**WHAT THE TASK ASKS**
Copy all the material that follows, keeping every character the same.

**LISTED ENTRIES**
============

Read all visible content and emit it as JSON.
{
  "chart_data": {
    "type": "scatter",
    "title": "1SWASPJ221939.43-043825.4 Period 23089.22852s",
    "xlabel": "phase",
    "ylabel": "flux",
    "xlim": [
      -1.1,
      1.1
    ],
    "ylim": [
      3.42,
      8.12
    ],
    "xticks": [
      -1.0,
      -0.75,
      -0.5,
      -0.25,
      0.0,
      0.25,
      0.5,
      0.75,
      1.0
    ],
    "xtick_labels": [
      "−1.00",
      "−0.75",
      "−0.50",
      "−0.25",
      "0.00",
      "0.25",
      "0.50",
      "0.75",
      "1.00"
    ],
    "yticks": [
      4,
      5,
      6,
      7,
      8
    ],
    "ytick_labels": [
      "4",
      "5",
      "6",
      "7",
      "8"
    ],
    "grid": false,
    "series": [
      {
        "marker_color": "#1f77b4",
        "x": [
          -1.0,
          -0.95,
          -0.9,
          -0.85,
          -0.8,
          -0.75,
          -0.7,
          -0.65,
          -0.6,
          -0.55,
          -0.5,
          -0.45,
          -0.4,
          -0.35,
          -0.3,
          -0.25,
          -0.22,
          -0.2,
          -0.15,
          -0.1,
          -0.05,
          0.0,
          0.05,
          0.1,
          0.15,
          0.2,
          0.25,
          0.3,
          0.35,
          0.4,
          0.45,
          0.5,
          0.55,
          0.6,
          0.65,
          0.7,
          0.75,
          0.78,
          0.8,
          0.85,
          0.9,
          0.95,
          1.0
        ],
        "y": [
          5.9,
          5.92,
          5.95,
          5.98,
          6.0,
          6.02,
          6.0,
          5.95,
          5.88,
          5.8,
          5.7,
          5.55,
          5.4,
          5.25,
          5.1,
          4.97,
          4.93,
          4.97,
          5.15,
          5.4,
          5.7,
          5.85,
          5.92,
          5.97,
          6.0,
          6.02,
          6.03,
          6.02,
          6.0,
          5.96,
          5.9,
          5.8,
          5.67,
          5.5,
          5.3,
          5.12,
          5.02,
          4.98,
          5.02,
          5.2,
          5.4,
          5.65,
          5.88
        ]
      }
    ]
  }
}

============

**THE OUTPUT**
Read all visible content and emit it as JSON.
{
  "chart_data": {
    "type": "scatter",
    "title": "1SWASPJ221939.43-043825.4 Period 23089.22852s",
    "xlabel": "phase",
    "ylabel": "flux",
    "xlim": [
      -1.1,
      1.1
    ],
    "ylim": [
      3.42,
      8.12
    ],
    "xticks": [
      -1.0,
      -0.75,
      -0.5,
      -0.25,
      0.0,
      0.25,
      0.5,
      0.75,
      1.0
    ],
    "xtick_labels": [
      "−1.00",
      "−0.75",
      "−0.50",
      "−0.25",
      "0.00",
      "0.25",
      "0.50",
      "0.75",
      "1.00"
    ],
    "yticks": [
      4,
      5,
      6,
      7,
      8
    ],
    "ytick_labels": [
      "4",
      "5",
      "6",
      "7",
      "8"
    ],
    "grid": false,
    "series": [
      {
        "marker_color": "#1f77b4",
        "x": [
          -1.0,
          -0.95,
          -0.9,
          -0.85,
          -0.8,
          -0.75,
          -0.7,
          -0.65,
          -0.6,
          -0.55,
          -0.5,
          -0.45,
          -0.4,
          -0.35,
          -0.3,
          -0.25,
          -0.22,
          -0.2,
          -0.15,
          -0.1,
          -0.05,
          0.0,
          0.05,
          0.1,
          0.15,
          0.2,
          0.25,
          0.3,
          0.35,
          0.4,
          0.45,
          0.5,
          0.55,
          0.6,
          0.65,
          0.7,
          0.75,
          0.78,
          0.8,
          0.85,
          0.9,
          0.95,
          1.0
        ],
        "y": [
          5.9,
          5.92,
          5.95,
          5.98,
          6.0,
          6.02,
          6.0,
          5.95,
          5.88,
          5.8,
          5.7,
          5.55,
          5.4,
          5.25,
          5.1,
          4.97,
          4.93,
          4.97,
          5.15,
          5.4,
          5.7,
          5.85,
          5.92,
          5.97,
          6.0,
          6.02,
          6.03,
          6.02,
          6.0,
          5.96,
          5.9,
          5.8,
          5.67,
          5.5,
          5.3,
          5.12,
          5.02,
          4.98,
          5.02,
          5.2,
          5.4,
          5.65,
          5.88
        ]
      }
    ]
  }
}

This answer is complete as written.